Aufgaben ->
1: Beantworte anhand des Textes über Kunststoffrecycling die folgenden Fragen:
(a) Nach welchen Kunststoffen müssen die Kunststoffe für das Recycling sortenrein sortiert werden?
(b) Zu welchem Anteil bestehen neue Verpackungen aus recyceltem Kunststoff?
(c) Welche Recyclingquote wird künftig in Deutschland für Kunststoffverpackungen gefordert?
2: Führe den Text über Kunststoffrecycling im Anschluss an seinen letzten Satz weiter.

Vorliegender Auszug ->
◆ ◆ ◆ ◆

Künstliche Reinheit

Quelle: Adobe Stock

Richtig angewendet, sind Plastikverpackungen ökologischer als ihr Ruf. Als Schutz für Verderbliches mit geringem Gewicht bieten Kunststoffe täglich einen großen Nutzen, den man kaum mehr wahrnimmt.

Diese Kunststoffe zu recyceln funktioniert bislang schlecht. Dazu müssen die Kunststoffe sortenrein nach PET, PE, oder PP sortiert werden. Die meisten Folien setzen sich aus mehreren Kunststoffen zusammen und enthalten Weichmacher oder Stabilisatoren. Mit gängigen Sortiersystemen lassen sich die Bestandteile kaum trennen. In der Folge wird Plastikmüll, selbst wenn er in gelben Säcken landet, zur Hälfte verbrannt. Neue Verpackungen bestehen nur mit rund zehn Prozent aus recyceltem Kunststoff.
Zukünftig wird für Kunststoffverpackungen in Deutschland eine Recyclingquote von 63 Prozent ihres Gewichts gefordert. Es sind deutliche technische Fortschritte nötig, wenn diese gesetzliche Vorgabe im Jahr 2022 erreicht werden soll. In Europa werden derzeit lediglich 6% des Kunststoffverbrauchs durch Rezyklate gedeckt. Viele Kunststoffe finden ihren Weg in die Umwelt und letztlich in die Ozeane. Daher fördert das Bundesministerium für Bildung und Forschung (BMBF) Forschungsarbeiten im Förderschwerpunkt „Plastik in der Umwelt“.

◆ ◆ ◆ ◆

Gespeicherte Einträge ->
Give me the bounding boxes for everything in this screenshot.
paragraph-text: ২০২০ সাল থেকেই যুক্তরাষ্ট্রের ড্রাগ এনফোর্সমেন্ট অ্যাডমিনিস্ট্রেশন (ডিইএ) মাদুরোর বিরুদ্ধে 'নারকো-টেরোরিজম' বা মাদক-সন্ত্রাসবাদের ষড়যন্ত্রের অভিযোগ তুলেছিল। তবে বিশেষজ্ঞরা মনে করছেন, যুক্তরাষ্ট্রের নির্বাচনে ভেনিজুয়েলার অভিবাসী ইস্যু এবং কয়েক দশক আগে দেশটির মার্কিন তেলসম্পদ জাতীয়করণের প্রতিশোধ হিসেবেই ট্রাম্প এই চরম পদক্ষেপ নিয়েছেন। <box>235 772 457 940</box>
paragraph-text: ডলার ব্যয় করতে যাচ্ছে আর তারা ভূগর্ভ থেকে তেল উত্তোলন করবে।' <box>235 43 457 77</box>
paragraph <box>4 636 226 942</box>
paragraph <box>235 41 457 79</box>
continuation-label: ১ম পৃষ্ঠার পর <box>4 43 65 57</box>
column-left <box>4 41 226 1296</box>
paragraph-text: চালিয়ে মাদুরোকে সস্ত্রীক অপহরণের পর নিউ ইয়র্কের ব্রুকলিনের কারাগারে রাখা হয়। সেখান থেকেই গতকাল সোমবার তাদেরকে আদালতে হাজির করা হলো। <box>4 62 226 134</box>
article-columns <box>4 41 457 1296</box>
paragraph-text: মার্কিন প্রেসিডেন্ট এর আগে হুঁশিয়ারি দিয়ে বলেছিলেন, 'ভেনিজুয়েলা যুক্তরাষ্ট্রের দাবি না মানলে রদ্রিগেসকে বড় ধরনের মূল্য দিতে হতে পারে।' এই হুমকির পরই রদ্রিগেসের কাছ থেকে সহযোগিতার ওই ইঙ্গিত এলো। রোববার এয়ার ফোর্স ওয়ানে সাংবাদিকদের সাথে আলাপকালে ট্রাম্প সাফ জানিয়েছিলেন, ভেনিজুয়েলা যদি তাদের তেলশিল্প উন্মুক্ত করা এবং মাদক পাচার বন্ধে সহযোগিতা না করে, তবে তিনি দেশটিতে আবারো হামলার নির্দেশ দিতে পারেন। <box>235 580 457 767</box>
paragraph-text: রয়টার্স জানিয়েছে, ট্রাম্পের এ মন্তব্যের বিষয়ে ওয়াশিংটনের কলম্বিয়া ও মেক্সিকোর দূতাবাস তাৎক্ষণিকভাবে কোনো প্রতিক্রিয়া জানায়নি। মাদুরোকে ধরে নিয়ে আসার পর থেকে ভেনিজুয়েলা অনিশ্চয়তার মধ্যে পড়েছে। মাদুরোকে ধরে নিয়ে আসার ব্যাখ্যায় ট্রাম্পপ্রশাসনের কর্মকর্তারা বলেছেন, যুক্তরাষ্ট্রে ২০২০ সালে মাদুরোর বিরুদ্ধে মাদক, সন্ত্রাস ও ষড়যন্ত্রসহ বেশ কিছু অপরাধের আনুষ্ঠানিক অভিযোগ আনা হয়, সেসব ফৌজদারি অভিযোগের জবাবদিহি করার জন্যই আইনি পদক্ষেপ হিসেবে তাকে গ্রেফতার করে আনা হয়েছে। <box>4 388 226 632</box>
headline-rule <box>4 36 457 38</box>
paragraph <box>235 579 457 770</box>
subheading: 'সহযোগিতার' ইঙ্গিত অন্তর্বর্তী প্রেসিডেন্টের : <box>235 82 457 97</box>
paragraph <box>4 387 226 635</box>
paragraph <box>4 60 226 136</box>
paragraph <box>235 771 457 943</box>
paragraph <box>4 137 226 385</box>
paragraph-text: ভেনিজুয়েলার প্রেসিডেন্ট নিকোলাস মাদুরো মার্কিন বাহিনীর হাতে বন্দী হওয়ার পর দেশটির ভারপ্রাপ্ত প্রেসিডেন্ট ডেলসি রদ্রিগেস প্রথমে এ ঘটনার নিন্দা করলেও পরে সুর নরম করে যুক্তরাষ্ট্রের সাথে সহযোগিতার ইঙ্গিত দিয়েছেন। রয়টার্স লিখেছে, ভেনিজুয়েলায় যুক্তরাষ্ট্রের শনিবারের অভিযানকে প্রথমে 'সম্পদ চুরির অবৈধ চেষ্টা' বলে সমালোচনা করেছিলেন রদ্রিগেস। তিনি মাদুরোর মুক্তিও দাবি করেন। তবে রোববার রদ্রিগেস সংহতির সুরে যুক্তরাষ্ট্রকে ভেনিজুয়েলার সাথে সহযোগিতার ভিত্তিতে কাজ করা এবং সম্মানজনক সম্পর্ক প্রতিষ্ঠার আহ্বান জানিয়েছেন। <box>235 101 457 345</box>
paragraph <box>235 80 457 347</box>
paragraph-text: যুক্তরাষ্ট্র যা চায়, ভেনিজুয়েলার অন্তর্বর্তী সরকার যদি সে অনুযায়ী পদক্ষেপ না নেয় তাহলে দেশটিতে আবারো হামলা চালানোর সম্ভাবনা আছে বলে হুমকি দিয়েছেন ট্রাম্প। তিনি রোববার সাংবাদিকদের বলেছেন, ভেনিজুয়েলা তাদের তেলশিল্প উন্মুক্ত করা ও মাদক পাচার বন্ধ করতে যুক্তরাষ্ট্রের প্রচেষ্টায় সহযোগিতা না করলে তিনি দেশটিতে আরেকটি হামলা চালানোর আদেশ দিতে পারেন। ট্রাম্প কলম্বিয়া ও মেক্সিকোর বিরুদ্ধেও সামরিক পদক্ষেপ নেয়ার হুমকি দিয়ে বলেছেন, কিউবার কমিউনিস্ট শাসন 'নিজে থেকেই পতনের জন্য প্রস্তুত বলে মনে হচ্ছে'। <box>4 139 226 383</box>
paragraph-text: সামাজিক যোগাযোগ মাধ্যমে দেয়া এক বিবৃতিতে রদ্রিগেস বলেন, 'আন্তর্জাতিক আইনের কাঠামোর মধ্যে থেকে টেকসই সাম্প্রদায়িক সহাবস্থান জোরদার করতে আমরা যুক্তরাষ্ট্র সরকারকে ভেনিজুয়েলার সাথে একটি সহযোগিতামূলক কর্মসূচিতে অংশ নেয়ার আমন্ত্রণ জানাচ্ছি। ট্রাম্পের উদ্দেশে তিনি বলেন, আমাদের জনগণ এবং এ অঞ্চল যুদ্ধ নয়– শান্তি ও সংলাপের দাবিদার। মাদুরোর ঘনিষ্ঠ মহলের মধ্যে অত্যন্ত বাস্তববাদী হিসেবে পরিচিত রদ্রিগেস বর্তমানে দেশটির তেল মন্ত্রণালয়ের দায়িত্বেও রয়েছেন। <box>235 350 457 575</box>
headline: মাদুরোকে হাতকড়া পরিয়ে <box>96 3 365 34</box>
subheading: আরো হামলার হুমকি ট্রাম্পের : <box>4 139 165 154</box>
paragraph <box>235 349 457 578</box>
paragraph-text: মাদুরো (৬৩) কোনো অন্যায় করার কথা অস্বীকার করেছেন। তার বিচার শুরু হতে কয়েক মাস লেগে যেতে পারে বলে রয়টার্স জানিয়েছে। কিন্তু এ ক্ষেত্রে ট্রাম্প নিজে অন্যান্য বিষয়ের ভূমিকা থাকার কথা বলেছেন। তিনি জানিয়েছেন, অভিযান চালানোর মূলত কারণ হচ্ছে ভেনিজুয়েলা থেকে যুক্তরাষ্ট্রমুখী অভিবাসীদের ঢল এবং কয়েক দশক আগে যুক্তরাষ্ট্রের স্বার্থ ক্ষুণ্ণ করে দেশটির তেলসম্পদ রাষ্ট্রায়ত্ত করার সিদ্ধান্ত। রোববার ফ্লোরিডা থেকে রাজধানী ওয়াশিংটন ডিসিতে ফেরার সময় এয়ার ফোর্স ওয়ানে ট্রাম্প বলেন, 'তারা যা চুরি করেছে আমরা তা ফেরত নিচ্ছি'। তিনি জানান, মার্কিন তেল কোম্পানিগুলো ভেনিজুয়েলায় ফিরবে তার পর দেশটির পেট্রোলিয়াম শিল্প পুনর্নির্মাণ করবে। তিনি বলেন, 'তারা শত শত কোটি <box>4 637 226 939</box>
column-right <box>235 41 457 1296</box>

◆ ◆ ◆ ◆

Ergebnisse der Aufgaben ->
1:
(a) Nach PET, PE oder PP.
(b) Zu rund zehn Prozent.
(c) 63 Prozent ihres Gewichts.

2:
Um hochwertige Rezyklate herzustellen, legte die Hochschule Pforzheim den Fokus auf ein Forschungsprojekt namens MaReK. Keine slawische Form eines Kriegers, sondern die Bezeichnung für „markerbasiertes Sortier- und Recyclingsystem für Kunststoffverpackungen“.
Die Idee dahinter: In Abstimmung mit den Händlern werden definierte Verpackungen, je nachdem, welches Stoffgemisch sie enthalten, entsprechend markiert. So kann die Sortieranlage später die einzelnen Verpackungen sortenrein trennen. In Kombination mit der Tracer-Based Sorting (TBS-Sortiertechnik), entwickelt vom Projektpartner Polysecure GmbH, soll es möglich werden, Kunststoffverpackungen gezielt in hochwertige sortenreine Fraktionen zu separieren, um ein qualitativ höherwertiges Recycling zu ermöglichen.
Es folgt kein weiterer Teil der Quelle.